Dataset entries

★ ★ ★ ★

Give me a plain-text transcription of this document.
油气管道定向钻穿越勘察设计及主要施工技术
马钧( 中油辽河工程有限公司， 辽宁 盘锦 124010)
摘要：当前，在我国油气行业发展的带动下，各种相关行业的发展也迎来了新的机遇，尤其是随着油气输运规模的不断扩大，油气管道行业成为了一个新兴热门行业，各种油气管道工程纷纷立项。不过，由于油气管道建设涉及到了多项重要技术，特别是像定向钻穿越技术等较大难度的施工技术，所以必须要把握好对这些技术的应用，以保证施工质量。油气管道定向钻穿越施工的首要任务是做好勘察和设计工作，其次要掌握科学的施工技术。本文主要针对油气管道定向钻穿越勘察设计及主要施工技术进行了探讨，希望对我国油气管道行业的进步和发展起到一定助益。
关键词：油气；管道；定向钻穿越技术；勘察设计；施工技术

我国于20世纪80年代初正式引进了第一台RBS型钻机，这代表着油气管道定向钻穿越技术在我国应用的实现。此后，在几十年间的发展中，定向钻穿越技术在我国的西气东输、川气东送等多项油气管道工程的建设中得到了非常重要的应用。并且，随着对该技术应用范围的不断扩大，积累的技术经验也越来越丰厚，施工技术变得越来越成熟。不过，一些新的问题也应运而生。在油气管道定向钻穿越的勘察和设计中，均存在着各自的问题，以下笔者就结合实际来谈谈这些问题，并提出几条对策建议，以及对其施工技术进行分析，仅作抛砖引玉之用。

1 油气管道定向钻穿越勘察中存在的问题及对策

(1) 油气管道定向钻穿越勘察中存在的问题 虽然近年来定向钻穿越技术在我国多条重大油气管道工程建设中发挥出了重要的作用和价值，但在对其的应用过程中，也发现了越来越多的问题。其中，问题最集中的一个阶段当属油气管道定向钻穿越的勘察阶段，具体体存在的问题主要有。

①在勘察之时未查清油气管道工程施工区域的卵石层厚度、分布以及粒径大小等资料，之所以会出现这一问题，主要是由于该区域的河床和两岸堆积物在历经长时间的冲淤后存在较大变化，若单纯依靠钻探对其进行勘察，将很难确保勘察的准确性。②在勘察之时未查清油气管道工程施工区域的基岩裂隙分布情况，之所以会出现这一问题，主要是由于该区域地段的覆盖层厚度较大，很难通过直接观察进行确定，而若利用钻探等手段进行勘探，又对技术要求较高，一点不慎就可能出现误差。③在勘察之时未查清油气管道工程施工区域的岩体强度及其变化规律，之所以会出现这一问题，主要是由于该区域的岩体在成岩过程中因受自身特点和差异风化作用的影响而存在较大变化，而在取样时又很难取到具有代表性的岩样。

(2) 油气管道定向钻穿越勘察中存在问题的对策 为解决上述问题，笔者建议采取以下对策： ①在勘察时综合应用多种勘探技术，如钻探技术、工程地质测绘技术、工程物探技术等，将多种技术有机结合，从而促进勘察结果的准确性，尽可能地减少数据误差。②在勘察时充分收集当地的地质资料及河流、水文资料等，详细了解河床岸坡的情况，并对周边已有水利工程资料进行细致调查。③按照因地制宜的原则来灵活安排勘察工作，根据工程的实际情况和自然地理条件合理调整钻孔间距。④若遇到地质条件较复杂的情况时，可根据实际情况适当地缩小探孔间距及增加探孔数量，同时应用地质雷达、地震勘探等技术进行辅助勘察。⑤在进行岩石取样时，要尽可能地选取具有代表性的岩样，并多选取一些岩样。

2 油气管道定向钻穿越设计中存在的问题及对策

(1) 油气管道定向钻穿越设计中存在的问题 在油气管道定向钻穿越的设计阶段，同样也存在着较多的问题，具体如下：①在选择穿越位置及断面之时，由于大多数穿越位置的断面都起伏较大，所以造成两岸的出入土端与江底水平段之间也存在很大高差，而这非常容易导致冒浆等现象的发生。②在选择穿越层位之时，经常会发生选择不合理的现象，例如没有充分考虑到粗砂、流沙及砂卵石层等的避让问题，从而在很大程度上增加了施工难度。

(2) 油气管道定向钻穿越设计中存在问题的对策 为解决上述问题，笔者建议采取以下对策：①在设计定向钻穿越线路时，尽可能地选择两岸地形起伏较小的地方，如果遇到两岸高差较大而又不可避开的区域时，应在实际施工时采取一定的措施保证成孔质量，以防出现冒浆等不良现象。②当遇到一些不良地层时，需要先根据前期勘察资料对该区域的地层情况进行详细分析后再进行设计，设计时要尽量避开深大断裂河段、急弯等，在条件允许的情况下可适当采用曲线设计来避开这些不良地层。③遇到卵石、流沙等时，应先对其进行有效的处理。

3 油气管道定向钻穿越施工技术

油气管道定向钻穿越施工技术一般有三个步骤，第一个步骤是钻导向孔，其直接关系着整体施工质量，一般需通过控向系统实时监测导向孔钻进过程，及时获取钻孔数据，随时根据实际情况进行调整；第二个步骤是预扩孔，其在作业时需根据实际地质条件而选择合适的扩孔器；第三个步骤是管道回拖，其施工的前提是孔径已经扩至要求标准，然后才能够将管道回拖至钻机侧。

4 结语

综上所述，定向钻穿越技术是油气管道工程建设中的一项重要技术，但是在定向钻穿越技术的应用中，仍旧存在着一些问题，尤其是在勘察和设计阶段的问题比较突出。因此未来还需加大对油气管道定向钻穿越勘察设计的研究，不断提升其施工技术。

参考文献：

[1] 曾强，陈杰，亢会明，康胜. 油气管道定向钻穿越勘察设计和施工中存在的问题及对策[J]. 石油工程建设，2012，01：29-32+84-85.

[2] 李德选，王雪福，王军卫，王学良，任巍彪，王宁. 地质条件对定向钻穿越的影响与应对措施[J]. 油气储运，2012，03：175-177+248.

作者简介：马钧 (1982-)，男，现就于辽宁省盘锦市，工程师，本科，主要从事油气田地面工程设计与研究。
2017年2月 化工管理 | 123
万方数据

★ ★ ★ ★

Would you give the material above again, complete and exact?

## The response
Give me a plain-text transcription of this document.
油气管道定向钻穿越勘察设计及主要施工技术
马钧( 中油辽河工程有限公司， 辽宁 盘锦 124010)
摘要：当前，在我国油气行业发展的带动下，各种相关行业的发展也迎来了新的机遇，尤其是随着油气输运规模的不断扩大，油气管道行业成为了一个新兴热门行业，各种油气管道工程纷纷立项。不过，由于油气管道建设涉及到了多项重要技术，特别是像定向钻穿越技术等较大难度的施工技术，所以必须要把握好对这些技术的应用，以保证施工质量。油气管道定向钻穿越施工的首要任务是做好勘察和设计工作，其次要掌握科学的施工技术。本文主要针对油气管道定向钻穿越勘察设计及主要施工技术进行了探讨，希望对我国油气管道行业的进步和发展起到一定助益。
关键词：油气；管道；定向钻穿越技术；勘察设计；施工技术

我国于20世纪80年代初正式引进了第一台RBS型钻机，这代表着油气管道定向钻穿越技术在我国应用的实现。此后，在几十年间的发展中，定向钻穿越技术在我国的西气东输、川气东送等多项油气管道工程的建设中得到了非常重要的应用。并且，随着对该技术应用范围的不断扩大，积累的技术经验也越来越丰厚，施工技术变得越来越成熟。不过，一些新的问题也应运而生。在油气管道定向钻穿越的勘察和设计中，均存在着各自的问题，以下笔者就结合实际来谈谈这些问题，并提出几条对策建议，以及对其施工技术进行分析，仅作抛砖引玉之用。

1 油气管道定向钻穿越勘察中存在的问题及对策

(1) 油气管道定向钻穿越勘察中存在的问题 虽然近年来定向钻穿越技术在我国多条重大油气管道工程建设中发挥出了重要的作用和价值，但在对其的应用过程中，也发现了越来越多的问题。其中，问题最集中的一个阶段当属油气管道定向钻穿越的勘察阶段，具体体存在的问题主要有。

①在勘察之时未查清油气管道工程施工区域的卵石层厚度、分布以及粒径大小等资料，之所以会出现这一问题，主要是由于该区域的河床和两岸堆积物在历经长时间的冲淤后存在较大变化，若单纯依靠钻探对其进行勘察，将很难确保勘察的准确性。②在勘察之时未查清油气管道工程施工区域的基岩裂隙分布情况，之所以会出现这一问题，主要是由于该区域地段的覆盖层厚度较大，很难通过直接观察进行确定，而若利用钻探等手段进行勘探，又对技术要求较高，一点不慎就可能出现误差。③在勘察之时未查清油气管道工程施工区域的岩体强度及其变化规律，之所以会出现这一问题，主要是由于该区域的岩体在成岩过程中因受自身特点和差异风化作用的影响而存在较大变化，而在取样时又很难取到具有代表性的岩样。

(2) 油气管道定向钻穿越勘察中存在问题的对策 为解决上述问题，笔者建议采取以下对策： ①在勘察时综合应用多种勘探技术，如钻探技术、工程地质测绘技术、工程物探技术等，将多种技术有机结合，从而促进勘察结果的准确性，尽可能地减少数据误差。②在勘察时充分收集当地的地质资料及河流、水文资料等，详细了解河床岸坡的情况，并对周边已有水利工程资料进行细致调查。③按照因地制宜的原则来灵活安排勘察工作，根据工程的实际情况和自然地理条件合理调整钻孔间距。④若遇到地质条件较复杂的情况时，可根据实际情况适当地缩小探孔间距及增加探孔数量，同时应用地质雷达、地震勘探等技术进行辅助勘察。⑤在进行岩石取样时，要尽可能地选取具有代表性的岩样，并多选取一些岩样。

2 油气管道定向钻穿越设计中存在的问题及对策

(1) 油气管道定向钻穿越设计中存在的问题 在油气管道定向钻穿越的设计阶段，同样也存在着较多的问题，具体如下：①在选择穿越位置及断面之时，由于大多数穿越位置的断面都起伏较大，所以造成两岸的出入土端与江底水平段之间也存在很大高差，而这非常容易导致冒浆等现象的发生。②在选择穿越层位之时，经常会发生选择不合理的现象，例如没有充分考虑到粗砂、流沙及砂卵石层等的避让问题，从而在很大程度上增加了施工难度。

(2) 油气管道定向钻穿越设计中存在问题的对策 为解决上述问题，笔者建议采取以下对策：①在设计定向钻穿越线路时，尽可能地选择两岸地形起伏较小的地方，如果遇到两岸高差较大而又不可避开的区域时，应在实际施工时采取一定的措施保证成孔质量，以防出现冒浆等不良现象。②当遇到一些不良地层时，需要先根据前期勘察资料对该区域的地层情况进行详细分析后再进行设计，设计时要尽量避开深大断裂河段、急弯等，在条件允许的情况下可适当采用曲线设计来避开这些不良地层。③遇到卵石、流沙等时，应先对其进行有效的处理。

3 油气管道定向钻穿越施工技术

油气管道定向钻穿越施工技术一般有三个步骤，第一个步骤是钻导向孔，其直接关系着整体施工质量，一般需通过控向系统实时监测导向孔钻进过程，及时获取钻孔数据，随时根据实际情况进行调整；第二个步骤是预扩孔，其在作业时需根据实际地质条件而选择合适的扩孔器；第三个步骤是管道回拖，其施工的前提是孔径已经扩至要求标准，然后才能够将管道回拖至钻机侧。

4 结语

综上所述，定向钻穿越技术是油气管道工程建设中的一项重要技术，但是在定向钻穿越技术的应用中，仍旧存在着一些问题，尤其是在勘察和设计阶段的问题比较突出。因此未来还需加大对油气管道定向钻穿越勘察设计的研究，不断提升其施工技术。

参考文献：

[1] 曾强，陈杰，亢会明，康胜. 油气管道定向钻穿越勘察设计和施工中存在的问题及对策[J]. 石油工程建设，2012，01：29-32+84-85.

[2] 李德选，王雪福，王军卫，王学良，任巍彪，王宁. 地质条件对定向钻穿越的影响与应对措施[J]. 油气储运，2012，03：175-177+248.

作者简介：马钧 (1982-)，男，现就于辽宁省盘锦市，工程师，本科，主要从事油气田地面工程设计与研究。
2017年2月 化工管理 | 123
万方数据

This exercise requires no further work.